(Figure record listings)

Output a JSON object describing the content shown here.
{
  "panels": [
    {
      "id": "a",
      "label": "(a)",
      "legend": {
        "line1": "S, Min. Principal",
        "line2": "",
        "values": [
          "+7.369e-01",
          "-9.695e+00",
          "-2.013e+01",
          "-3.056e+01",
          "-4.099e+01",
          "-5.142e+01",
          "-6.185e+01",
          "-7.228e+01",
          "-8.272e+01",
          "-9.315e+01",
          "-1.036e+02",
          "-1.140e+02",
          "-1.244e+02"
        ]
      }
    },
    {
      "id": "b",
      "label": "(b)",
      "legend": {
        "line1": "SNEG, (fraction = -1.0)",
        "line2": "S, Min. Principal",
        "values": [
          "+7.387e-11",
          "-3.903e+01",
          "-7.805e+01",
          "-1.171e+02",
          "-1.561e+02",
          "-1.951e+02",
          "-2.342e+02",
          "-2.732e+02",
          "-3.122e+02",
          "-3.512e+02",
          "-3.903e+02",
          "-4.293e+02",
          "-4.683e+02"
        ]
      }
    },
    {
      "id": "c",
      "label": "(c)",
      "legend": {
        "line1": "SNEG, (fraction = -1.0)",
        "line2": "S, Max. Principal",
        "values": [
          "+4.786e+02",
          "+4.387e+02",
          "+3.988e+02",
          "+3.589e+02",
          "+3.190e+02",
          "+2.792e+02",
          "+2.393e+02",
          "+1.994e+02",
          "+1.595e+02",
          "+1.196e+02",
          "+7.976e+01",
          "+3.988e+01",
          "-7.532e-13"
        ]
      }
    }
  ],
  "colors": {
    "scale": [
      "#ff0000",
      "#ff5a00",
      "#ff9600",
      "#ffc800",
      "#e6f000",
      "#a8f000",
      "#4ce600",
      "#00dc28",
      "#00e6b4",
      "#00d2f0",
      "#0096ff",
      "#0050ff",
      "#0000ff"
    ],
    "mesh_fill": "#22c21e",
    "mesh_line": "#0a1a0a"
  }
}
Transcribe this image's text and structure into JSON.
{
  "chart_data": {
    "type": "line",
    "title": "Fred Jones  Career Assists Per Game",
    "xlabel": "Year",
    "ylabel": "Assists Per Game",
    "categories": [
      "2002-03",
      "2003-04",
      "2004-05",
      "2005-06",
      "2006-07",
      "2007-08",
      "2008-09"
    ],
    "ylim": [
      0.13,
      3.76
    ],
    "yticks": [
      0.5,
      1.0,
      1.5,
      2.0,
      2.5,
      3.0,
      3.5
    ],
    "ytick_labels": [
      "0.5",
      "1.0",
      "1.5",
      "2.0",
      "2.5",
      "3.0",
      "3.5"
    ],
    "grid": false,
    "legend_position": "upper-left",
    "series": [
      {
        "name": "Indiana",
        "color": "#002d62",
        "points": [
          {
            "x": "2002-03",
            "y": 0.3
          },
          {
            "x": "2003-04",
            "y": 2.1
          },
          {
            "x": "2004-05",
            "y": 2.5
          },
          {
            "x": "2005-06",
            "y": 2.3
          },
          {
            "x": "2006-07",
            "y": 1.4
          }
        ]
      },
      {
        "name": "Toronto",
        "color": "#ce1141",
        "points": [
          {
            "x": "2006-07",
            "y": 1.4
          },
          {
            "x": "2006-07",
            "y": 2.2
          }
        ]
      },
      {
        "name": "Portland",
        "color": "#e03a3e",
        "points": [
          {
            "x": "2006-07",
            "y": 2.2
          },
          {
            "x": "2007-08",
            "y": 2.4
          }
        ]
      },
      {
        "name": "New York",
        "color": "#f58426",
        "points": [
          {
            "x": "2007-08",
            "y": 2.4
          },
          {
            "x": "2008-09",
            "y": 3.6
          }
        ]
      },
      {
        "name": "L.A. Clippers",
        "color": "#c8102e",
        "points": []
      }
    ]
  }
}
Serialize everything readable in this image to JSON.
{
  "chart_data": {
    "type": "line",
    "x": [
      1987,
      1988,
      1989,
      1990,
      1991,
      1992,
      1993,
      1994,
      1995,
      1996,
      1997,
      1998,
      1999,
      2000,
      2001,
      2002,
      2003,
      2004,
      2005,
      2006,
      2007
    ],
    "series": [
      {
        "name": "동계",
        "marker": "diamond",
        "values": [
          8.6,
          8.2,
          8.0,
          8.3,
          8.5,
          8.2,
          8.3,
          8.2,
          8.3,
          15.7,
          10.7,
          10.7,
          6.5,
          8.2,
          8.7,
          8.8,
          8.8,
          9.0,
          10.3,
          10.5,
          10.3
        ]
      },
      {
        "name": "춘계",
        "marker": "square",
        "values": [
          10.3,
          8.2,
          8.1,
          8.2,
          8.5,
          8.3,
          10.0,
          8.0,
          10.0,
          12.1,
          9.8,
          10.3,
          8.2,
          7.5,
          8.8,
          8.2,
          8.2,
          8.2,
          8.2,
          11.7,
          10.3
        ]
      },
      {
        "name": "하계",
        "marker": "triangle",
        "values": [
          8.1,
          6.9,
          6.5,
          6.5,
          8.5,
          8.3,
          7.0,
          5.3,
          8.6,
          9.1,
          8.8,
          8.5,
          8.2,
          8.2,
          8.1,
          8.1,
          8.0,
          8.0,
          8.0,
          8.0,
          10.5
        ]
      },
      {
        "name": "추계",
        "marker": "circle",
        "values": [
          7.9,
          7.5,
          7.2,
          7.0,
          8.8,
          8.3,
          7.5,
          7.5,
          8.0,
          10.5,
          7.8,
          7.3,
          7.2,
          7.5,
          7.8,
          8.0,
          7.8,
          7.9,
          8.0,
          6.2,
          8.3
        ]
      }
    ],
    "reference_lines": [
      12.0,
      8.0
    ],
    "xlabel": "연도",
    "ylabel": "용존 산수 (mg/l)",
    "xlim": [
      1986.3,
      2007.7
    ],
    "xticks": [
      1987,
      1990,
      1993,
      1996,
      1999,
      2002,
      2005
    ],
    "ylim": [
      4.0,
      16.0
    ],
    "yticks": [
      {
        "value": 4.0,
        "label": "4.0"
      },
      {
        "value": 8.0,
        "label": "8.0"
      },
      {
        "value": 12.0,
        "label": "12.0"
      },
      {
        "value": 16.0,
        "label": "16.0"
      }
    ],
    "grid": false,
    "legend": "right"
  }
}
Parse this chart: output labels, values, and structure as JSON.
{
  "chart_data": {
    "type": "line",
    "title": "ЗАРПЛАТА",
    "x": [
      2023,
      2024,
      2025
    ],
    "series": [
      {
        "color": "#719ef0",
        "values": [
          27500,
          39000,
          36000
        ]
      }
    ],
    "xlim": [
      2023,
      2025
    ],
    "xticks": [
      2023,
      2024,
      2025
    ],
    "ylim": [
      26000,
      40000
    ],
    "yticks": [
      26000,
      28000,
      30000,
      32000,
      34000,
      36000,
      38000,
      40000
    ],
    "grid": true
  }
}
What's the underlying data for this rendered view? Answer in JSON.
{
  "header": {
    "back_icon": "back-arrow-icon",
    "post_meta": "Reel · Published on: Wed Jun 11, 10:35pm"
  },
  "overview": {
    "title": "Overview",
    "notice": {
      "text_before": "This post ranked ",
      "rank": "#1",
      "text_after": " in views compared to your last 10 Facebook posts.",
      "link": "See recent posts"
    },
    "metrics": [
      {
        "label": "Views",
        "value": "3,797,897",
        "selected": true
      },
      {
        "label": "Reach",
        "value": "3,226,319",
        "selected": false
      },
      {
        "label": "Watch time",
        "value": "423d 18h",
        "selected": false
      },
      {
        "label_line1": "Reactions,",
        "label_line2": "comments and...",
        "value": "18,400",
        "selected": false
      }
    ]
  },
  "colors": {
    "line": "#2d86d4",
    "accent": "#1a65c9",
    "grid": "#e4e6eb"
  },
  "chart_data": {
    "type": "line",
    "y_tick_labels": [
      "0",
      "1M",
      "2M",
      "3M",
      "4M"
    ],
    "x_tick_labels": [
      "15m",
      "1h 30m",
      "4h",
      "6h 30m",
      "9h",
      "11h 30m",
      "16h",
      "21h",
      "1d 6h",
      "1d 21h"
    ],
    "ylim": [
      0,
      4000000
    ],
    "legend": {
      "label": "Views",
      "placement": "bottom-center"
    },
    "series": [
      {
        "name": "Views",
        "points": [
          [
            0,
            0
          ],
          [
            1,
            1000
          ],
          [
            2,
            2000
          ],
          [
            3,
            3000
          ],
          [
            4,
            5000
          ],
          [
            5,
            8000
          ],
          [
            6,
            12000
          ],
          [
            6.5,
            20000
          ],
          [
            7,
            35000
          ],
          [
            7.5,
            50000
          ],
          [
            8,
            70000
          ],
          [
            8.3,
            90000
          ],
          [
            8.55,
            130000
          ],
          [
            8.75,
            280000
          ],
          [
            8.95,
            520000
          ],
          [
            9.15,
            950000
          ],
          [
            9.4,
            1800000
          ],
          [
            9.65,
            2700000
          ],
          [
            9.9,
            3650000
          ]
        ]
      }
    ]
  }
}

#### PROBLEM DESCRIPTION
Scan the material and collect every line that contains "ylabel".

#### ANSWER TO THIS EXERCISE
    "ylabel": "Assists Per Game",
    "ylabel": "용존 산수 (mg/l)",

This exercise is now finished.